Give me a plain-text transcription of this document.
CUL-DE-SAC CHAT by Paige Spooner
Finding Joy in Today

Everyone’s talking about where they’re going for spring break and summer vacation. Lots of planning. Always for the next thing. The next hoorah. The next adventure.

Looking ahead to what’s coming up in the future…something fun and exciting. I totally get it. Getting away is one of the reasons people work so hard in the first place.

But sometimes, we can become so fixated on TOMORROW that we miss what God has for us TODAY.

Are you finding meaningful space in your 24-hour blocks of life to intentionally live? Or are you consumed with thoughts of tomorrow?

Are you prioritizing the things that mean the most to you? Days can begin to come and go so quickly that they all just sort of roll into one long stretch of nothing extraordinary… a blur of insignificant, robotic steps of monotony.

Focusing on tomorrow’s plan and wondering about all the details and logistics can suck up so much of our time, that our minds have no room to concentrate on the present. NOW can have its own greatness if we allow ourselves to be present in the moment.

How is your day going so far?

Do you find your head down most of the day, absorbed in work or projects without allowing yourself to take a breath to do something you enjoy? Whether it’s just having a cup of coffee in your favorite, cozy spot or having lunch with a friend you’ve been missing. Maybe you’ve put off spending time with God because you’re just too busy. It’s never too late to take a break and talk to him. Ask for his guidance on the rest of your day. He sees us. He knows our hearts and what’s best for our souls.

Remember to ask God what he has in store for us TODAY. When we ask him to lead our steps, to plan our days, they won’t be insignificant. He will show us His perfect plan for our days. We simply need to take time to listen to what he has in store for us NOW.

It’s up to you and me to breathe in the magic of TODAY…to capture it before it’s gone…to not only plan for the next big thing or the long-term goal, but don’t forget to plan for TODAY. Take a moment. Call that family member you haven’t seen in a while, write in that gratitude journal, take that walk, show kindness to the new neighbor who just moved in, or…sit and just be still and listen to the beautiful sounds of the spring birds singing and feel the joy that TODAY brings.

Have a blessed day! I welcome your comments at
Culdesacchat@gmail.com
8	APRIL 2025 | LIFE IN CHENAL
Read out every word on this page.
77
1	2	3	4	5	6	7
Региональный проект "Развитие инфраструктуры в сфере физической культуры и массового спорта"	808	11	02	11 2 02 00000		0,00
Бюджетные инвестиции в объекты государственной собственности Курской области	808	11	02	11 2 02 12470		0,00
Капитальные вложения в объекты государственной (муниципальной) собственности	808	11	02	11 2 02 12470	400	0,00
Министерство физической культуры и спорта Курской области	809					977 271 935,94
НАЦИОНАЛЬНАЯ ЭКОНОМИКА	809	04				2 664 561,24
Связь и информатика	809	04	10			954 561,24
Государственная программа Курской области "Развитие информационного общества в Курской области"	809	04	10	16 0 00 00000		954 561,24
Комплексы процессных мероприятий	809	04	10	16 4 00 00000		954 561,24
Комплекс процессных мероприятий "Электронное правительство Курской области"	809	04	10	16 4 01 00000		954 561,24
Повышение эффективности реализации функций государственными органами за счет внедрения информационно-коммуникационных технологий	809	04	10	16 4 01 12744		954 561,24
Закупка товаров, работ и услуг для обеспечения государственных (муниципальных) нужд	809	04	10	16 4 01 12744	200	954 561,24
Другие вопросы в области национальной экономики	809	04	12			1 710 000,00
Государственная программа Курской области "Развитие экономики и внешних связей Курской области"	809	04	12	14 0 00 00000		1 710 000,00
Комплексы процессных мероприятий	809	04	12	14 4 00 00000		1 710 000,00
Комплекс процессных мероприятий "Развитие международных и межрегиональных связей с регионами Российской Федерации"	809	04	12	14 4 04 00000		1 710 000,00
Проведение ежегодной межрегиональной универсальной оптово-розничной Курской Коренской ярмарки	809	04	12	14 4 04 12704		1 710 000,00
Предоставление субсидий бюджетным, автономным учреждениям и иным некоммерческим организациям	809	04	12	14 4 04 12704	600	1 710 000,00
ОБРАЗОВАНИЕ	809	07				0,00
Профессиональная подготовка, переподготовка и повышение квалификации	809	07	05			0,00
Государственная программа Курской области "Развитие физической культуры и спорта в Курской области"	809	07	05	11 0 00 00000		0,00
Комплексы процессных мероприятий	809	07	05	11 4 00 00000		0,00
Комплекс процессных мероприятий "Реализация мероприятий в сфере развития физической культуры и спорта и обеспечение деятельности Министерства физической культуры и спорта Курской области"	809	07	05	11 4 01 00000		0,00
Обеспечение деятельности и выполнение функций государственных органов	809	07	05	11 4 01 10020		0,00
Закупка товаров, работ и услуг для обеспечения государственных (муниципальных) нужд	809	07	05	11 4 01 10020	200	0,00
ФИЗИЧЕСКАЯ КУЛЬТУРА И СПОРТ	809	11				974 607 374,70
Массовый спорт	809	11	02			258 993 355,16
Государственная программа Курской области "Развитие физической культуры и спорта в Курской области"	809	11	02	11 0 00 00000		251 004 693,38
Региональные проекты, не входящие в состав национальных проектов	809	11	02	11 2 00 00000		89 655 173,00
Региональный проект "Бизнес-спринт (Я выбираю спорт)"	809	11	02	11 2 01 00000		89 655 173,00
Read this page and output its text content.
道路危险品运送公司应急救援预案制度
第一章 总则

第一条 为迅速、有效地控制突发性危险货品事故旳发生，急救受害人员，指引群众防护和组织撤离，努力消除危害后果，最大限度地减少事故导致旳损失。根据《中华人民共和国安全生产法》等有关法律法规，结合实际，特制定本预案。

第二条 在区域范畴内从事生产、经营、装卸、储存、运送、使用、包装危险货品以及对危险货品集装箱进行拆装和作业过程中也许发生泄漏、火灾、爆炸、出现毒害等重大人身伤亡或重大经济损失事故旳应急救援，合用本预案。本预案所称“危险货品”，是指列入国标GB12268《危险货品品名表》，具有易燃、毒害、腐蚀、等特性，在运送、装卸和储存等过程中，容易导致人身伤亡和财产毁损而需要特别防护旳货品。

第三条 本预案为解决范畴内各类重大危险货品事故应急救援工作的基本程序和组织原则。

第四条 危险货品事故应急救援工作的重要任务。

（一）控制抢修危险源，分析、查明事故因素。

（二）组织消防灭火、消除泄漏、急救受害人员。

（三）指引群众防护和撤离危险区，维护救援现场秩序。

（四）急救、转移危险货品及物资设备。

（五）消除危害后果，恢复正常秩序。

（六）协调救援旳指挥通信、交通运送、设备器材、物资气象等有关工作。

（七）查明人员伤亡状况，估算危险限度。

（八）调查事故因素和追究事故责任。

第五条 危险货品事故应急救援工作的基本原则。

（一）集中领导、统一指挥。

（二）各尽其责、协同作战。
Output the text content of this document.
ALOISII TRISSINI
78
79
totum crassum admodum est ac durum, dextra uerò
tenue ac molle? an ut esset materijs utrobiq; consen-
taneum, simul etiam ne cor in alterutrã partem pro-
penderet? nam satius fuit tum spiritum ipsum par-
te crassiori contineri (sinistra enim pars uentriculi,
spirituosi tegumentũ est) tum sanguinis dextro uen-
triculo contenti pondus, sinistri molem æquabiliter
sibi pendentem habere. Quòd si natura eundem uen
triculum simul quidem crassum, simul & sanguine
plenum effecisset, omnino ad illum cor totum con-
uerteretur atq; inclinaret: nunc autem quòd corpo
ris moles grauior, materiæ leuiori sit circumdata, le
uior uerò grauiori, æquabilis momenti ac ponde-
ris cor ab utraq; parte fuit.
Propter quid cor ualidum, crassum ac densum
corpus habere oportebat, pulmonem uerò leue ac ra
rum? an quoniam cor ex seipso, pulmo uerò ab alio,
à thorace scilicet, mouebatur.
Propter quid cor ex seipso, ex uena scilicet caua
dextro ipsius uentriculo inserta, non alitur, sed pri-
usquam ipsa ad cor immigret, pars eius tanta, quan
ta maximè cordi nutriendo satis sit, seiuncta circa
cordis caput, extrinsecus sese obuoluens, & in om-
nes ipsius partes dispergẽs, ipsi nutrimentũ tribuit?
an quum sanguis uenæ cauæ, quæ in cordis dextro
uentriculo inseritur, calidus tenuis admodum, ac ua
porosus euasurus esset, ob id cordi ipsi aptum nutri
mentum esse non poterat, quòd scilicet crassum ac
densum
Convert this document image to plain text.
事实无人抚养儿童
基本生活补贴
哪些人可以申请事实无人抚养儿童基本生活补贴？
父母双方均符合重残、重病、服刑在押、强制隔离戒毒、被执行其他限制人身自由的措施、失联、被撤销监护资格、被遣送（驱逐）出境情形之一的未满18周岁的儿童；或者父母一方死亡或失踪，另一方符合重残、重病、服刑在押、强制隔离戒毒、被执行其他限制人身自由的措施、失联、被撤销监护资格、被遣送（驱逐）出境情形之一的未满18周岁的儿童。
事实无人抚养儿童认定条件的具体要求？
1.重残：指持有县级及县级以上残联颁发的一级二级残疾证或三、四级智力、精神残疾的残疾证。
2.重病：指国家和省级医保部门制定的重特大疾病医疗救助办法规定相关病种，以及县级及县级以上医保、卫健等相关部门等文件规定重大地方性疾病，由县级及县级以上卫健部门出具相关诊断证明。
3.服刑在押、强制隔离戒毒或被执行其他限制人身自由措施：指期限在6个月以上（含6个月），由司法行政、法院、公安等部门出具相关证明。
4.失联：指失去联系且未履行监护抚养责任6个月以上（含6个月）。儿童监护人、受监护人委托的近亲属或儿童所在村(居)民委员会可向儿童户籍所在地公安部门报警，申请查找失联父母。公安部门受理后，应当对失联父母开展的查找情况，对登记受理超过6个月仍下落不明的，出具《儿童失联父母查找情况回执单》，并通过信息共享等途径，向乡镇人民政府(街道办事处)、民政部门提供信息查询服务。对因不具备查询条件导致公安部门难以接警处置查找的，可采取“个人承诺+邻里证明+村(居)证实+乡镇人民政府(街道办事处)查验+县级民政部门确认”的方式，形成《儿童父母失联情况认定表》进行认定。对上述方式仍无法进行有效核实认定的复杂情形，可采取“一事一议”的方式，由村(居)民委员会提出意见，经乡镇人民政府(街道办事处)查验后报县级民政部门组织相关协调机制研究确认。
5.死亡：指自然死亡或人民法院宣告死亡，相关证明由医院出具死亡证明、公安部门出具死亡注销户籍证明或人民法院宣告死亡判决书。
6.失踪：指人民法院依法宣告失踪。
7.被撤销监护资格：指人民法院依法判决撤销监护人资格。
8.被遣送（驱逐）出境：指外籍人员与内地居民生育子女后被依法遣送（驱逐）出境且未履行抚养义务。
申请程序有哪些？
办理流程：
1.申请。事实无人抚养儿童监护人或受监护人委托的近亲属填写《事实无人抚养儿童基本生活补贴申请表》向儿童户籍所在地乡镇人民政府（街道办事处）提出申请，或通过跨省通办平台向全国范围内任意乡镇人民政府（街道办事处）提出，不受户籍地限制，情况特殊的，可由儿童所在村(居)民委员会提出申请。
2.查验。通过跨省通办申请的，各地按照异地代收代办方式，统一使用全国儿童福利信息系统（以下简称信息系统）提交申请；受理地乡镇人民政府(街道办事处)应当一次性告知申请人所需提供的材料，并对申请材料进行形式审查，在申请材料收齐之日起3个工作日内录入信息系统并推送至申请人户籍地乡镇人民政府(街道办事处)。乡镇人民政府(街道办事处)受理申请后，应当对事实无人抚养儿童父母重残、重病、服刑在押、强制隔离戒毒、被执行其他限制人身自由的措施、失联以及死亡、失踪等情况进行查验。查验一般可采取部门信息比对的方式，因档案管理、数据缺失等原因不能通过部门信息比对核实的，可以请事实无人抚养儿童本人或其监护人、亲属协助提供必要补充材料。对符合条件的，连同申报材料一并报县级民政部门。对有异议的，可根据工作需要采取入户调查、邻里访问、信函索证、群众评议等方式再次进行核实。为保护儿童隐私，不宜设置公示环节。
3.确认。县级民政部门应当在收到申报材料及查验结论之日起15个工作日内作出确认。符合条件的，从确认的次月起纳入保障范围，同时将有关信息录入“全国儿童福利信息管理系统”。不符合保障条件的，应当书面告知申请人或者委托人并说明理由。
::::::::
## Goal of the exercise
From the entries above, copy every line containing the word "Комплексы".

## Correct response
Комплексы процессных мероприятий	809	04	10	16 4 00 00000		954 561,24
Комплексы процессных мероприятий	809	04	12	14 4 00 00000		1 710 000,00
Комплексы процессных мероприятий	809	07	05	11 4 00 00000		0,00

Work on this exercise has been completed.